SET EXERCISE: Can you find the lines of the listing that include "name" and copy every one?

[Entries with figure data]

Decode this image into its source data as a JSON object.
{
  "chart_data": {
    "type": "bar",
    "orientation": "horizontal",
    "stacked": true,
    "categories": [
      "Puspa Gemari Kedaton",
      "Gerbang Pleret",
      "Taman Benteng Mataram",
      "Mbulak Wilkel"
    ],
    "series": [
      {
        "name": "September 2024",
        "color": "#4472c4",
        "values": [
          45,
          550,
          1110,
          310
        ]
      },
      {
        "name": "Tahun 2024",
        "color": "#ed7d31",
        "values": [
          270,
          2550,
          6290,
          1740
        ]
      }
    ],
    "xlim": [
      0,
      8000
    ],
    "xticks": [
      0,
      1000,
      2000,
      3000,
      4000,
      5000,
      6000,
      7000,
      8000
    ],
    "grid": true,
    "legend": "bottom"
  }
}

CORRECT OUTPUT:
        "name": "September 2024",
        "name": "Tahun 2024",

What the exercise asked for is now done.